PROVIDED RECORDS:

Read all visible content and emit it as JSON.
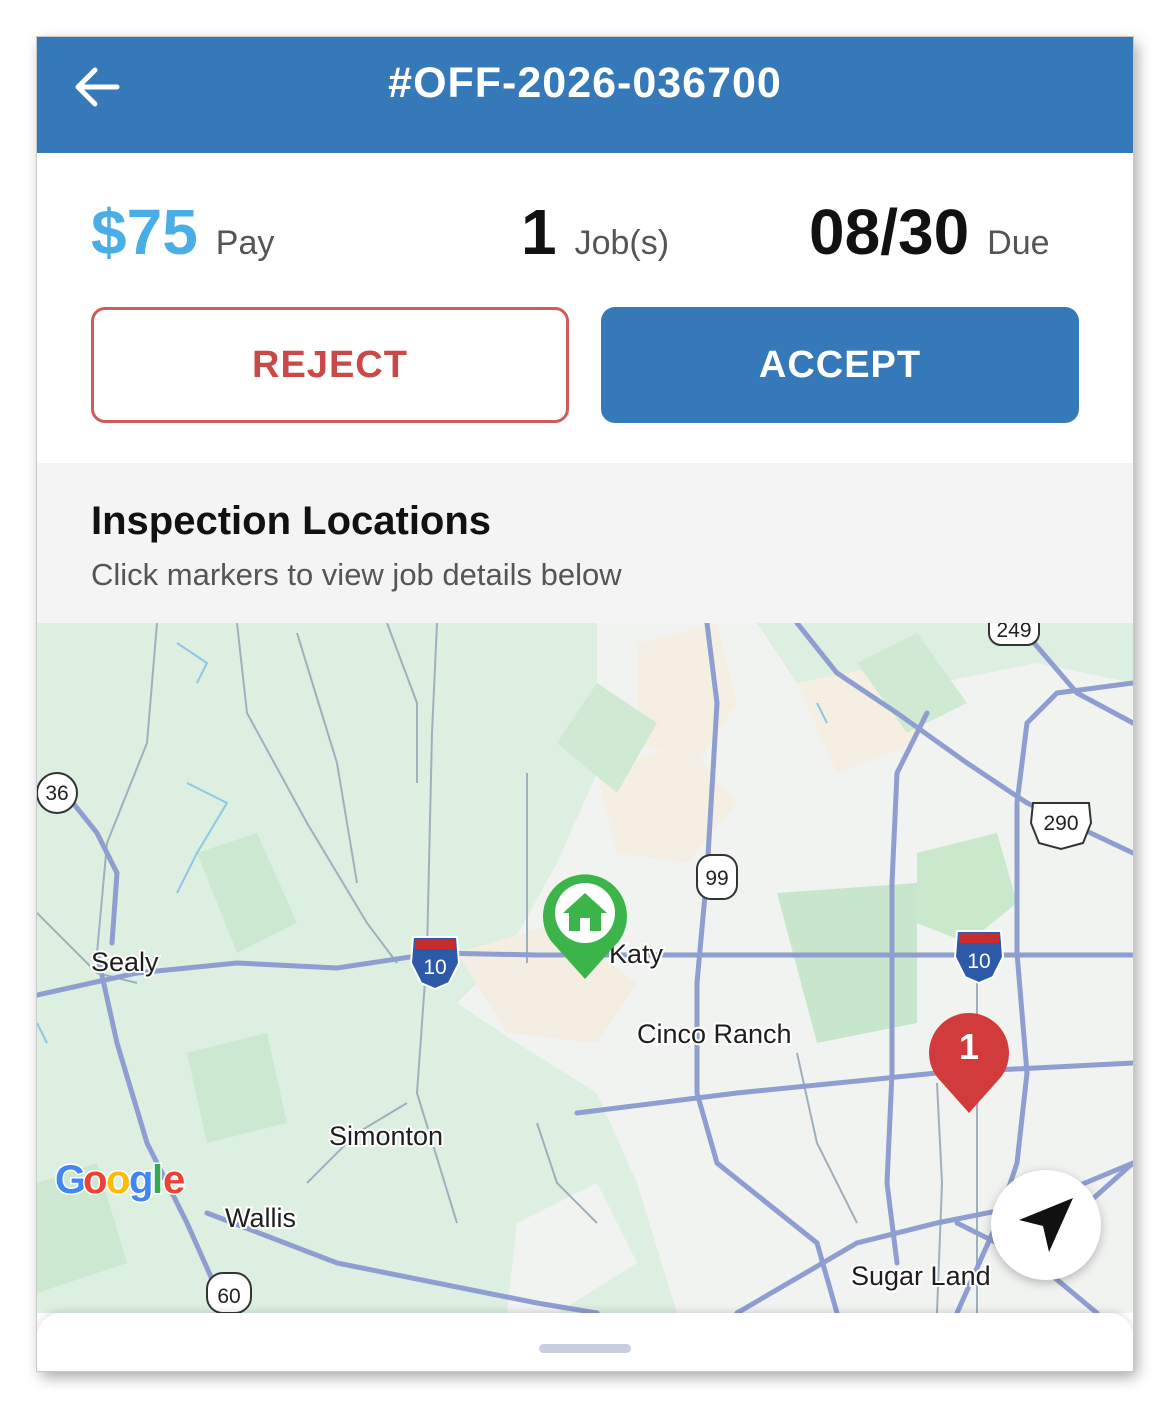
{
  "header": {
    "title": "#OFF-2026-036700",
    "back_icon": "arrow-left-icon"
  },
  "summary": {
    "pay_value": "$75",
    "pay_label": "Pay",
    "jobs_value": "1",
    "jobs_label": "Job(s)",
    "due_value": "08/30",
    "due_label": "Due"
  },
  "actions": {
    "reject_label": "REJECT",
    "accept_label": "ACCEPT"
  },
  "locations": {
    "title": "Inspection Locations",
    "subtitle": "Click markers to view job details below"
  },
  "map": {
    "attribution": "Google",
    "cities": [
      "Sealy",
      "Katy",
      "Cinco Ranch",
      "Simonton",
      "Wallis",
      "Sugar Land"
    ],
    "shields": [
      "249",
      "36",
      "290",
      "99",
      "10",
      "10",
      "60"
    ],
    "markers": [
      {
        "type": "home",
        "icon": "home-icon",
        "color": "#3bb54a"
      },
      {
        "type": "job",
        "label": "1",
        "color": "#d23b3b"
      }
    ],
    "recenter_icon": "navigation-arrow-icon"
  },
  "colors": {
    "primary": "#3579b8",
    "pay": "#4aaee6",
    "reject": "#c94848"
  }
}
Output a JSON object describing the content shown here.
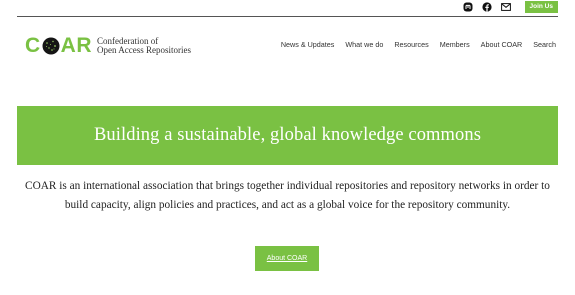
{
  "social": {
    "icons": [
      "mastodon-icon",
      "facebook-icon",
      "email-icon"
    ],
    "join_label": "Join Us"
  },
  "logo": {
    "wordmark_left": "C",
    "wordmark_right": "AR",
    "subtitle_line1": "Confederation of",
    "subtitle_line2": "Open Access Repositories"
  },
  "nav": {
    "items": [
      "News & Updates",
      "What we do",
      "Resources",
      "Members",
      "About COAR",
      "Search"
    ]
  },
  "hero": {
    "title": "Building a sustainable, global knowledge commons"
  },
  "intro": {
    "text": "COAR is an international association that brings together individual repositories and repository networks in order to build capacity, align policies and practices, and act as a global voice for the repository community."
  },
  "cta": {
    "label": "About COAR"
  },
  "colors": {
    "brand_green": "#7ac143",
    "text_dark": "#222222"
  }
}
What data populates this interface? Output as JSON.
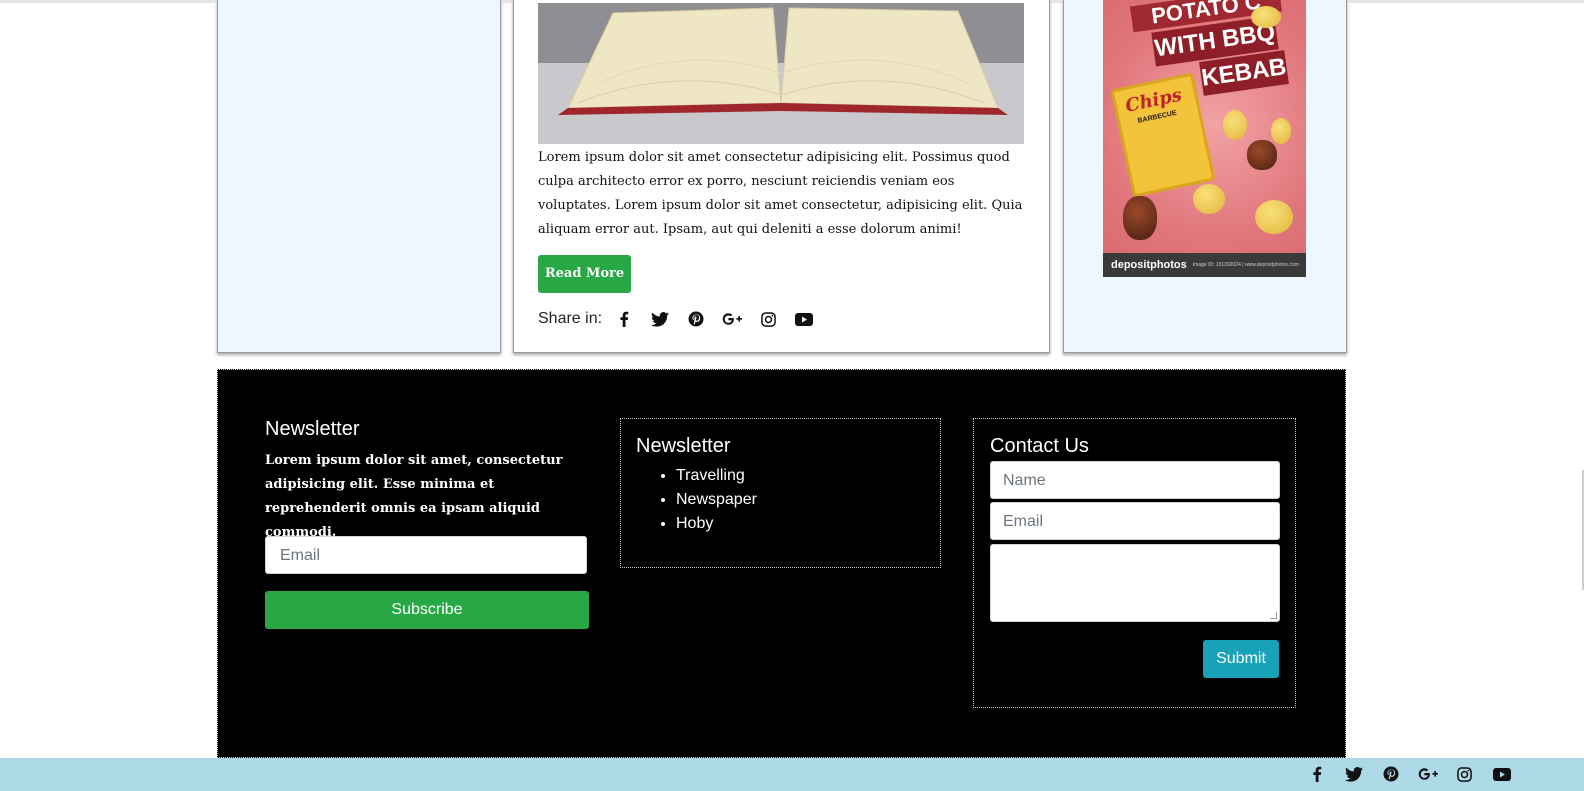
{
  "article": {
    "body": "Lorem ipsum dolor sit amet consectetur adipisicing elit. Possimus quod culpa architecto error ex porro, nesciunt reiciendis veniam eos voluptates. Lorem ipsum dolor sit amet consectetur, adipisicing elit. Quia aliquam error aut. Ipsam, aut qui deleniti a esse dolorum animi!",
    "read_more_label": "Read More",
    "share_label": "Share in:",
    "share_icons": [
      "facebook-icon",
      "twitter-icon",
      "pinterest-icon",
      "google-plus-icon",
      "instagram-icon",
      "youtube-icon"
    ]
  },
  "ad": {
    "line1": "POTATO C",
    "line2": "WITH BBQ",
    "line3": "KEBAB",
    "bag_brand": "Chips",
    "bag_sub": "BARBECUE",
    "footer_brand": "depositphotos",
    "footer_small": "Image ID: 151392024 | www.depositphotos.com"
  },
  "footer": {
    "newsletter": {
      "title": "Newsletter",
      "description": "Lorem ipsum dolor sit amet, consectetur adipisicing elit. Esse minima et reprehenderit omnis ea ipsam aliquid commodi.",
      "email_placeholder": "Email",
      "subscribe_label": "Subscribe"
    },
    "links": {
      "title": "Newsletter",
      "items": [
        "Travelling",
        "Newspaper",
        "Hoby"
      ]
    },
    "contact": {
      "title": "Contact Us",
      "name_placeholder": "Name",
      "email_placeholder": "Email",
      "submit_label": "Submit"
    }
  },
  "bottom_bar": {
    "icons": [
      "facebook-icon",
      "twitter-icon",
      "pinterest-icon",
      "google-plus-icon",
      "instagram-icon",
      "youtube-icon"
    ]
  },
  "colors": {
    "green": "#28a745",
    "teal": "#17a2b8",
    "panel": "#eef6ff",
    "bottom_bar": "#add8e6"
  }
}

REQUIREMENT:
Do not include the images; transcribe the rest of the listing exactly.

ANSWER FOR THE TASK:
Read all visible content and emit it as JSON.
{
  "header": {
    "title": "#OFF-2026-036700",
    "back_icon": "arrow-left-icon"
  },
  "summary": {
    "pay_value": "$75",
    "pay_label": "Pay",
    "jobs_value": "1",
    "jobs_label": "Job(s)",
    "due_value": "08/30",
    "due_label": "Due"
  },
  "actions": {
    "reject_label": "REJECT",
    "accept_label": "ACCEPT"
  },
  "locations": {
    "title": "Inspection Locations",
    "subtitle": "Click markers to view job details below"
  },
  "map": {
    "attribution": "Google",
    "cities": [
      "Sealy",
      "Katy",
      "Cinco Ranch",
      "Simonton",
      "Wallis",
      "Sugar Land"
    ],
    "shields": [
      "249",
      "36",
      "290",
      "99",
      "10",
      "10",
      "60"
    ],
    "markers": [
      {
        "type": "home",
        "icon": "home-icon",
        "color": "#3bb54a"
      },
      {
        "type": "job",
        "label": "1",
        "color": "#d23b3b"
      }
    ],
    "recenter_icon": "navigation-arrow-icon"
  },
  "colors": {
    "primary": "#3579b8",
    "pay": "#4aaee6",
    "reject": "#c94848"
  }
}
Output a JSON object describing the content shown here.
{
  "social": {
    "icons": [
      "mastodon-icon",
      "facebook-icon",
      "email-icon"
    ],
    "join_label": "Join Us"
  },
  "logo": {
    "wordmark_left": "C",
    "wordmark_right": "AR",
    "subtitle_line1": "Confederation of",
    "subtitle_line2": "Open Access Repositories"
  },
  "nav": {
    "items": [
      "News & Updates",
      "What we do",
      "Resources",
      "Members",
      "About COAR",
      "Search"
    ]
  },
  "hero": {
    "title": "Building a sustainable, global knowledge commons"
  },
  "intro": {
    "text": "COAR is an international association that brings together individual repositories and repository networks in order to build capacity, align policies and practices, and act as a global voice for the repository community."
  },
  "cta": {
    "label": "About COAR"
  },
  "colors": {
    "brand_green": "#7ac143",
    "text_dark": "#222222"
  }
}
What data populates this interface? Output as JSON.
{
  "article": {
    "body": "Lorem ipsum dolor sit amet consectetur adipisicing elit. Possimus quod culpa architecto error ex porro, nesciunt reiciendis veniam eos voluptates. Lorem ipsum dolor sit amet consectetur, adipisicing elit. Quia aliquam error aut. Ipsam, aut qui deleniti a esse dolorum animi!",
    "read_more_label": "Read More",
    "share_label": "Share in:",
    "share_icons": [
      "facebook-icon",
      "twitter-icon",
      "pinterest-icon",
      "google-plus-icon",
      "instagram-icon",
      "youtube-icon"
    ]
  },
  "ad": {
    "line1": "POTATO C",
    "line2": "WITH BBQ",
    "line3": "KEBAB",
    "bag_brand": "Chips",
    "bag_sub": "BARBECUE",
    "footer_brand": "depositphotos",
    "footer_small": "Image ID: 151392024 | www.depositphotos.com"
  },
  "footer": {
    "newsletter": {
      "title": "Newsletter",
      "description": "Lorem ipsum dolor sit amet, consectetur adipisicing elit. Esse minima et reprehenderit omnis ea ipsam aliquid commodi.",
      "email_placeholder": "Email",
      "subscribe_label": "Subscribe"
    },
    "links": {
      "title": "Newsletter",
      "items": [
        "Travelling",
        "Newspaper",
        "Hoby"
      ]
    },
    "contact": {
      "title": "Contact Us",
      "name_placeholder": "Name",
      "email_placeholder": "Email",
      "submit_label": "Submit"
    }
  },
  "bottom_bar": {
    "icons": [
      "facebook-icon",
      "twitter-icon",
      "pinterest-icon",
      "google-plus-icon",
      "instagram-icon",
      "youtube-icon"
    ]
  },
  "colors": {
    "green": "#28a745",
    "teal": "#17a2b8",
    "panel": "#eef6ff",
    "bottom_bar": "#add8e6"
  }
}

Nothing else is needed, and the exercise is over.